EXERCISE PROMPT: Take the records underneath and set them down exactly.

Collected data entries:
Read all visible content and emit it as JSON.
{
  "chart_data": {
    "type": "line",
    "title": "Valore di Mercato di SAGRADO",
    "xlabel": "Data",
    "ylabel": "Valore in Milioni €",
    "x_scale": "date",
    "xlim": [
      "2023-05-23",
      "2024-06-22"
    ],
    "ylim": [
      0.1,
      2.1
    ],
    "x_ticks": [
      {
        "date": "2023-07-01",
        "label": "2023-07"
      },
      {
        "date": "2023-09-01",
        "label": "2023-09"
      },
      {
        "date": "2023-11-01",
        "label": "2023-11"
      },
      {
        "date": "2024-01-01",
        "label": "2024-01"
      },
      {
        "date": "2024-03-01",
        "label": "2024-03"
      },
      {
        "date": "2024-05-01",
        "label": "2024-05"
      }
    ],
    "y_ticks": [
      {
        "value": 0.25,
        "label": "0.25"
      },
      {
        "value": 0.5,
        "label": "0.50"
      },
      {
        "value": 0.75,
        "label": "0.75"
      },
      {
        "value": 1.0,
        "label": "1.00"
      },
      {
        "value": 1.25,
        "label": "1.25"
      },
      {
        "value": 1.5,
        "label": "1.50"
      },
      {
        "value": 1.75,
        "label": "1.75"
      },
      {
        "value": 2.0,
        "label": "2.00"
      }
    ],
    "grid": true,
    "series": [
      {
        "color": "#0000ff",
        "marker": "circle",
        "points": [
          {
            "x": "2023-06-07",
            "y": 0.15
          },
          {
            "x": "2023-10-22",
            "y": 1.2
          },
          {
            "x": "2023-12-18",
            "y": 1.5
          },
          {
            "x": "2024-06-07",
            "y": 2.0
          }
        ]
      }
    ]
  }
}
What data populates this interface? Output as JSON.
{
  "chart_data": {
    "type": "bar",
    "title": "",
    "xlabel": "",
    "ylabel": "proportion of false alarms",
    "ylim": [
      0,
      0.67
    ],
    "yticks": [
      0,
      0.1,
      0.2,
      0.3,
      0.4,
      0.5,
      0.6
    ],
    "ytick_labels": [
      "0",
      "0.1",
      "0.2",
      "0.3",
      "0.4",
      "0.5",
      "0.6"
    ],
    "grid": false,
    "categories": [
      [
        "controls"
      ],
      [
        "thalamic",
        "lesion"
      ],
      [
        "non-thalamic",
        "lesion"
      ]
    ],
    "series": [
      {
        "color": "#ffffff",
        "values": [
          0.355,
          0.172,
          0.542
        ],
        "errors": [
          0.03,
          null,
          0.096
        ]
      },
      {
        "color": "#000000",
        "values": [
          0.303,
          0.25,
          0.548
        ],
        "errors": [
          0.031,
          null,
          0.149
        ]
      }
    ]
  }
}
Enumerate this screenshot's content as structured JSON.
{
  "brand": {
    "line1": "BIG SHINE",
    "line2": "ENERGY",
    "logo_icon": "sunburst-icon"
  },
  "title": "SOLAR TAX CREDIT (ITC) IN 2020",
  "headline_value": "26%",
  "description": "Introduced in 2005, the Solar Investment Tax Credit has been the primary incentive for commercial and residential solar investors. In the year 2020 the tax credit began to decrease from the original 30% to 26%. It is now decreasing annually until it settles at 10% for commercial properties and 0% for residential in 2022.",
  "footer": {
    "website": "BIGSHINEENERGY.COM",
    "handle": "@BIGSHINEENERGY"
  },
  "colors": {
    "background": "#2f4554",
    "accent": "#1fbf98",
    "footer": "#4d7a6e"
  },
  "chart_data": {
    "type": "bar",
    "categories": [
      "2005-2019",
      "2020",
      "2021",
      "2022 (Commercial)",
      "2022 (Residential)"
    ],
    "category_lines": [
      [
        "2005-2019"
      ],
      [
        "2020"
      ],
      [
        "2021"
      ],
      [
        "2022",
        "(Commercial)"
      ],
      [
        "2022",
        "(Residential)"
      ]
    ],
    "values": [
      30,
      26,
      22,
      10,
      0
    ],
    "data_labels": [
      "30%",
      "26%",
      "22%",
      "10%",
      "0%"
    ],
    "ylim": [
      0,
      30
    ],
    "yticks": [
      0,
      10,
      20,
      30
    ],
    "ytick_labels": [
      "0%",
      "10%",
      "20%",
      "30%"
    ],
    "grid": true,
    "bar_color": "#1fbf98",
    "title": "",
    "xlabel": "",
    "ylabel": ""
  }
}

FINAL RESULT:
Read all visible content and emit it as JSON.
{
  "chart_data": {
    "type": "line",
    "title": "Valore di Mercato di SAGRADO",
    "xlabel": "Data",
    "ylabel": "Valore in Milioni €",
    "x_scale": "date",
    "xlim": [
      "2023-05-23",
      "2024-06-22"
    ],
    "ylim": [
      0.1,
      2.1
    ],
    "x_ticks": [
      {
        "date": "2023-07-01",
        "label": "2023-07"
      },
      {
        "date": "2023-09-01",
        "label": "2023-09"
      },
      {
        "date": "2023-11-01",
        "label": "2023-11"
      },
      {
        "date": "2024-01-01",
        "label": "2024-01"
      },
      {
        "date": "2024-03-01",
        "label": "2024-03"
      },
      {
        "date": "2024-05-01",
        "label": "2024-05"
      }
    ],
    "y_ticks": [
      {
        "value": 0.25,
        "label": "0.25"
      },
      {
        "value": 0.5,
        "label": "0.50"
      },
      {
        "value": 0.75,
        "label": "0.75"
      },
      {
        "value": 1.0,
        "label": "1.00"
      },
      {
        "value": 1.25,
        "label": "1.25"
      },
      {
        "value": 1.5,
        "label": "1.50"
      },
      {
        "value": 1.75,
        "label": "1.75"
      },
      {
        "value": 2.0,
        "label": "2.00"
      }
    ],
    "grid": true,
    "series": [
      {
        "color": "#0000ff",
        "marker": "circle",
        "points": [
          {
            "x": "2023-06-07",
            "y": 0.15
          },
          {
            "x": "2023-10-22",
            "y": 1.2
          },
          {
            "x": "2023-12-18",
            "y": 1.5
          },
          {
            "x": "2024-06-07",
            "y": 2.0
          }
        ]
      }
    ]
  }
}
What data populates this interface? Output as JSON.
{
  "chart_data": {
    "type": "bar",
    "title": "",
    "xlabel": "",
    "ylabel": "proportion of false alarms",
    "ylim": [
      0,
      0.67
    ],
    "yticks": [
      0,
      0.1,
      0.2,
      0.3,
      0.4,
      0.5,
      0.6
    ],
    "ytick_labels": [
      "0",
      "0.1",
      "0.2",
      "0.3",
      "0.4",
      "0.5",
      "0.6"
    ],
    "grid": false,
    "categories": [
      [
        "controls"
      ],
      [
        "thalamic",
        "lesion"
      ],
      [
        "non-thalamic",
        "lesion"
      ]
    ],
    "series": [
      {
        "color": "#ffffff",
        "values": [
          0.355,
          0.172,
          0.542
        ],
        "errors": [
          0.03,
          null,
          0.096
        ]
      },
      {
        "color": "#000000",
        "values": [
          0.303,
          0.25,
          0.548
        ],
        "errors": [
          0.031,
          null,
          0.149
        ]
      }
    ]
  }
}
Enumerate this screenshot's content as structured JSON.
{
  "brand": {
    "line1": "BIG SHINE",
    "line2": "ENERGY",
    "logo_icon": "sunburst-icon"
  },
  "title": "SOLAR TAX CREDIT (ITC) IN 2020",
  "headline_value": "26%",
  "description": "Introduced in 2005, the Solar Investment Tax Credit has been the primary incentive for commercial and residential solar investors. In the year 2020 the tax credit began to decrease from the original 30% to 26%. It is now decreasing annually until it settles at 10% for commercial properties and 0% for residential in 2022.",
  "footer": {
    "website": "BIGSHINEENERGY.COM",
    "handle": "@BIGSHINEENERGY"
  },
  "colors": {
    "background": "#2f4554",
    "accent": "#1fbf98",
    "footer": "#4d7a6e"
  },
  "chart_data": {
    "type": "bar",
    "categories": [
      "2005-2019",
      "2020",
      "2021",
      "2022 (Commercial)",
      "2022 (Residential)"
    ],
    "category_lines": [
      [
        "2005-2019"
      ],
      [
        "2020"
      ],
      [
        "2021"
      ],
      [
        "2022",
        "(Commercial)"
      ],
      [
        "2022",
        "(Residential)"
      ]
    ],
    "values": [
      30,
      26,
      22,
      10,
      0
    ],
    "data_labels": [
      "30%",
      "26%",
      "22%",
      "10%",
      "0%"
    ],
    "ylim": [
      0,
      30
    ],
    "yticks": [
      0,
      10,
      20,
      30
    ],
    "ytick_labels": [
      "0%",
      "10%",
      "20%",
      "30%"
    ],
    "grid": true,
    "bar_color": "#1fbf98",
    "title": "",
    "xlabel": "",
    "ylabel": ""
  }
}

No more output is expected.